--- Data excerpts ---

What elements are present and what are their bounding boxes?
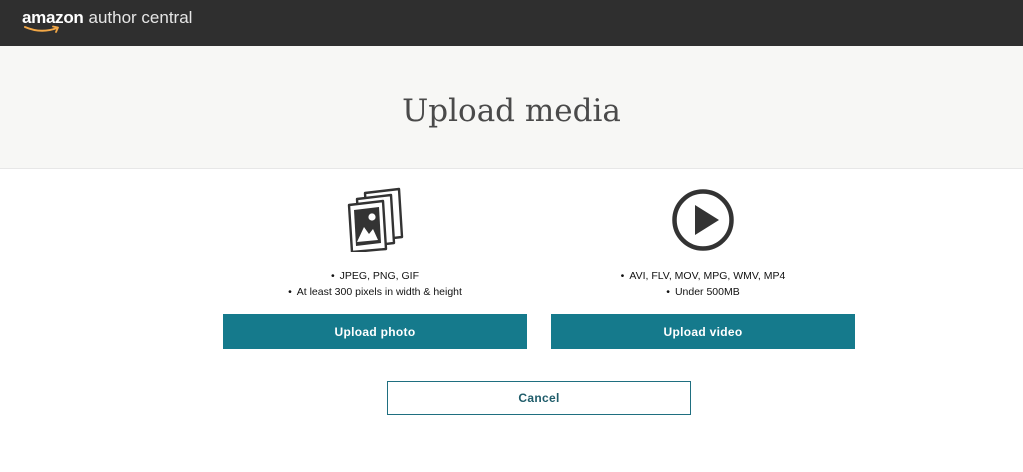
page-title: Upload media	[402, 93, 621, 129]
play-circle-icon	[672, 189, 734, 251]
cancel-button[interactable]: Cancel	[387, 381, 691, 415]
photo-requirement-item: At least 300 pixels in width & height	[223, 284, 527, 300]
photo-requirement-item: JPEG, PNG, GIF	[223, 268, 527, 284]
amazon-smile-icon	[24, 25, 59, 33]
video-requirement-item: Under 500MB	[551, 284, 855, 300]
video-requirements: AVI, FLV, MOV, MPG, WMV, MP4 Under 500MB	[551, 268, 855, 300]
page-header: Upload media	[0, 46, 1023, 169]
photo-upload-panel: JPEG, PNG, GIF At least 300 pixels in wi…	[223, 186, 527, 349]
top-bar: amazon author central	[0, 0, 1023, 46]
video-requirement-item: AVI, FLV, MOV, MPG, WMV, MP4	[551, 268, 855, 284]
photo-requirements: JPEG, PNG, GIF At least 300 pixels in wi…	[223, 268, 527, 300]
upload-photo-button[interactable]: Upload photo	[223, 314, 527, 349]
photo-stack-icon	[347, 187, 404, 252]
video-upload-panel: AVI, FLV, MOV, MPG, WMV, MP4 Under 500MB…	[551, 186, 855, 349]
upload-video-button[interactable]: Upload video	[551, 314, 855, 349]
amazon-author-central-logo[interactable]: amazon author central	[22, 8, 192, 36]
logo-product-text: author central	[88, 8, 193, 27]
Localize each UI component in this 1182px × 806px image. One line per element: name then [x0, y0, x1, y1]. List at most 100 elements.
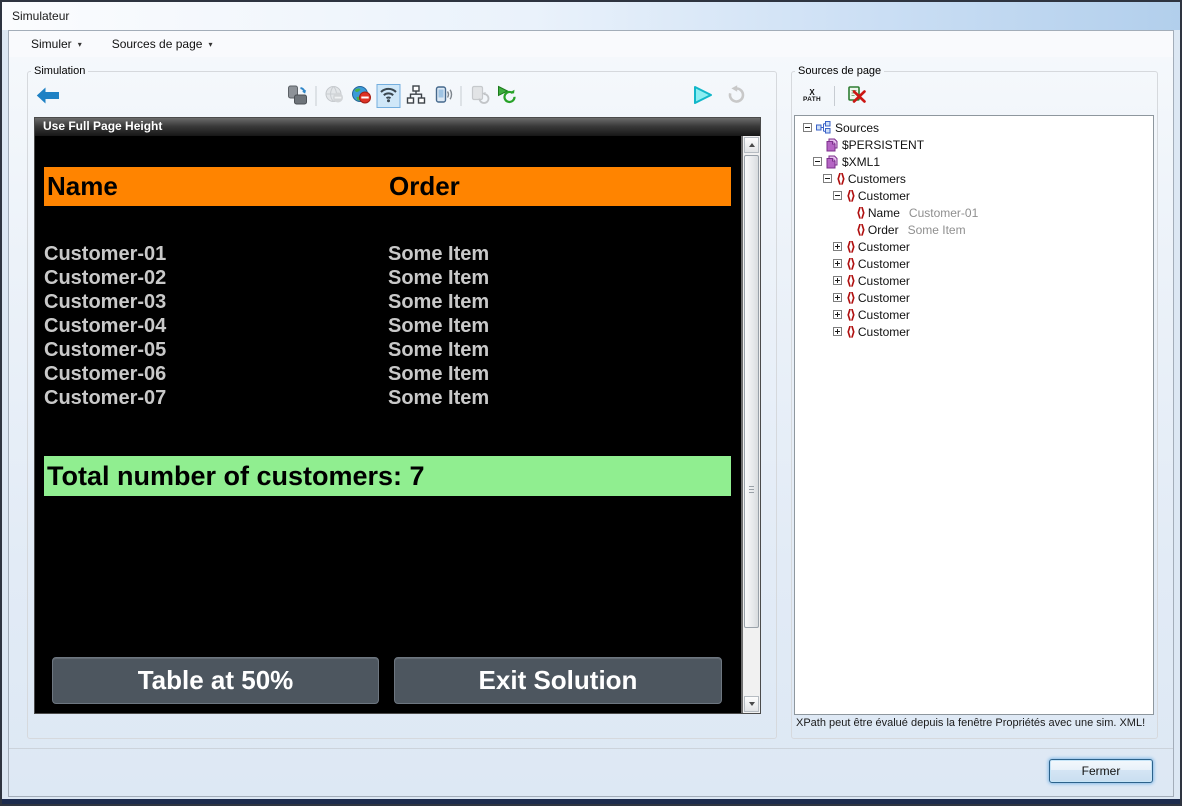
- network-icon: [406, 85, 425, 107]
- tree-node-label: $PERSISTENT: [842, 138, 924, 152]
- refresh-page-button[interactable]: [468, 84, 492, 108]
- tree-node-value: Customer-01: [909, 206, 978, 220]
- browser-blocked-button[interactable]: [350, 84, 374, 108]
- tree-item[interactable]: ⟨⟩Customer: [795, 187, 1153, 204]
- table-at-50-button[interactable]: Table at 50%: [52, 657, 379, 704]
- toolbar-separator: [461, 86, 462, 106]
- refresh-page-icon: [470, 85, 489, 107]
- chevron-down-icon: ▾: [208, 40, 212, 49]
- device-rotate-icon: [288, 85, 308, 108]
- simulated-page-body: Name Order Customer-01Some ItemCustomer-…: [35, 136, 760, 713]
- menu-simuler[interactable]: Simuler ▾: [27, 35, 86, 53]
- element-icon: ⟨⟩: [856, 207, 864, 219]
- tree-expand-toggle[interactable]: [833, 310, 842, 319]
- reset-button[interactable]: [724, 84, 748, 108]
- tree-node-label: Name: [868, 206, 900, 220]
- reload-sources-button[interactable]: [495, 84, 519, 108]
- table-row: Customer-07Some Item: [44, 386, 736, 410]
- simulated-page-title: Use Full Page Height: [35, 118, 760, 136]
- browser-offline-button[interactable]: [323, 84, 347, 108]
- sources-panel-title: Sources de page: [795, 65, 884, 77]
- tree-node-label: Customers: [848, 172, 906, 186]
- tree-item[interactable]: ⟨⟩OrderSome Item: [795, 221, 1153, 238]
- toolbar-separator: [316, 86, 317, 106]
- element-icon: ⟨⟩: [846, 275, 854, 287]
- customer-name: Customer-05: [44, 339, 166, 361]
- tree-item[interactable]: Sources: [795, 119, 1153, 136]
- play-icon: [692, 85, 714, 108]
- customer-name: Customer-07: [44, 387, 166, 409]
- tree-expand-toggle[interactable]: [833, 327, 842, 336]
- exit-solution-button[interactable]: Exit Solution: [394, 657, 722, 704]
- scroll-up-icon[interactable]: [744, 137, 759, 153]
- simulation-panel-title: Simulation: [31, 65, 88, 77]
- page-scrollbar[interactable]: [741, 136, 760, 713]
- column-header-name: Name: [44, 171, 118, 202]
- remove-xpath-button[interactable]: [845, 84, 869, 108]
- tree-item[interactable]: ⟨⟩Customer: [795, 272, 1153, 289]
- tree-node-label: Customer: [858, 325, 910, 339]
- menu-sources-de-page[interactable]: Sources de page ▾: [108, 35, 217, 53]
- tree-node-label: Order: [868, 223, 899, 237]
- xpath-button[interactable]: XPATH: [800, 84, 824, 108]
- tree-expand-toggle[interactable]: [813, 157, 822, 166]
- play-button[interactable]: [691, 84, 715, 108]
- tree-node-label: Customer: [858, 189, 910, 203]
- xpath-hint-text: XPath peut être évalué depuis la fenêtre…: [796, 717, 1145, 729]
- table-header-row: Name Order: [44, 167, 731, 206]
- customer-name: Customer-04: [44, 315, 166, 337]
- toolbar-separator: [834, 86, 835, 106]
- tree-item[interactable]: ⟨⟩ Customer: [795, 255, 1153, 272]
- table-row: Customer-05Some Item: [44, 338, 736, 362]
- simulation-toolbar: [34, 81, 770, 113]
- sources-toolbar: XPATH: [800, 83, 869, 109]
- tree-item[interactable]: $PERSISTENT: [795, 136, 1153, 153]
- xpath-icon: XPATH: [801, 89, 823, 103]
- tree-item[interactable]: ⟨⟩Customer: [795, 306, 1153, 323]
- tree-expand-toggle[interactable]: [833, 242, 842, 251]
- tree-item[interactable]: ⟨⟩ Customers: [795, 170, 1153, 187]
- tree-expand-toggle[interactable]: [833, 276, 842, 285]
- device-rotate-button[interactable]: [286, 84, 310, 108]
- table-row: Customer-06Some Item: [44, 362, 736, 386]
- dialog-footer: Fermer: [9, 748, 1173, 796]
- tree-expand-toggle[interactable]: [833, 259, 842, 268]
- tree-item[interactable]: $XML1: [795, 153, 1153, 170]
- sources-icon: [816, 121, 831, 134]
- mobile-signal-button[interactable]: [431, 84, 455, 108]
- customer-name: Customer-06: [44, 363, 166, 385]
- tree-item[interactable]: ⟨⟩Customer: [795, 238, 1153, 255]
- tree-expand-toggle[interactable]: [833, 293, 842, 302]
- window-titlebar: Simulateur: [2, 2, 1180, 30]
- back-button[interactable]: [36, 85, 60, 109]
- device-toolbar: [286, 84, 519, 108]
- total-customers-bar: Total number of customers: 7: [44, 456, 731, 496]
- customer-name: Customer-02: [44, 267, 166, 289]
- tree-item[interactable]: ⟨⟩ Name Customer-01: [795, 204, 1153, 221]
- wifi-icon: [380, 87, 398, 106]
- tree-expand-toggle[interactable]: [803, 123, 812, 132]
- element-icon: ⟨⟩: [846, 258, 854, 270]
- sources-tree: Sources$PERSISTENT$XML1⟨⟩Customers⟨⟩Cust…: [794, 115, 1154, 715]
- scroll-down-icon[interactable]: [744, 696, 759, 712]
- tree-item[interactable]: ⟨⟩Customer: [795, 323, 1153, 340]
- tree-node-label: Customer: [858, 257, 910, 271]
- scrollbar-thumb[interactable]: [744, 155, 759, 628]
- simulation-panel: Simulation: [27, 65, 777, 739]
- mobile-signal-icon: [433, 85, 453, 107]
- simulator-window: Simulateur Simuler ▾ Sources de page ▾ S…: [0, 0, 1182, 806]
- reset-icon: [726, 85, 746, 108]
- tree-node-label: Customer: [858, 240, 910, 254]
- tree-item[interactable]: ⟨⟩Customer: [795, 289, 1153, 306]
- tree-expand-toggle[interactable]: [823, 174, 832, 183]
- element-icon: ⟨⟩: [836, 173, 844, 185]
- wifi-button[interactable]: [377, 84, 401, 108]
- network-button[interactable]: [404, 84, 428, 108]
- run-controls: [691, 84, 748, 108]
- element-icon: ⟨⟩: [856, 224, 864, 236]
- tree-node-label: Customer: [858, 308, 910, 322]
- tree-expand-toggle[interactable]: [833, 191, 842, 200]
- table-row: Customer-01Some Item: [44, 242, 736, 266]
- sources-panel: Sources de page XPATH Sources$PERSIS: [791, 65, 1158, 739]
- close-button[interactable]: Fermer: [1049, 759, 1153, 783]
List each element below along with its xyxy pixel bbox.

---

Your goal: Reproduce the lines of the records exactly as they appear, beginning with the line containing "93, 621, 129]" and ending with the line containing "284, 855, 300]".

Complete output:
page-title: Upload media	[402, 93, 621, 129]
play-circle-icon	[672, 189, 734, 251]
cancel-button[interactable]: Cancel	[387, 381, 691, 415]
photo-requirement-item: At least 300 pixels in width & height	[223, 284, 527, 300]
photo-requirement-item: JPEG, PNG, GIF	[223, 268, 527, 284]
amazon-smile-icon	[24, 25, 59, 33]
video-requirement-item: Under 500MB	[551, 284, 855, 300]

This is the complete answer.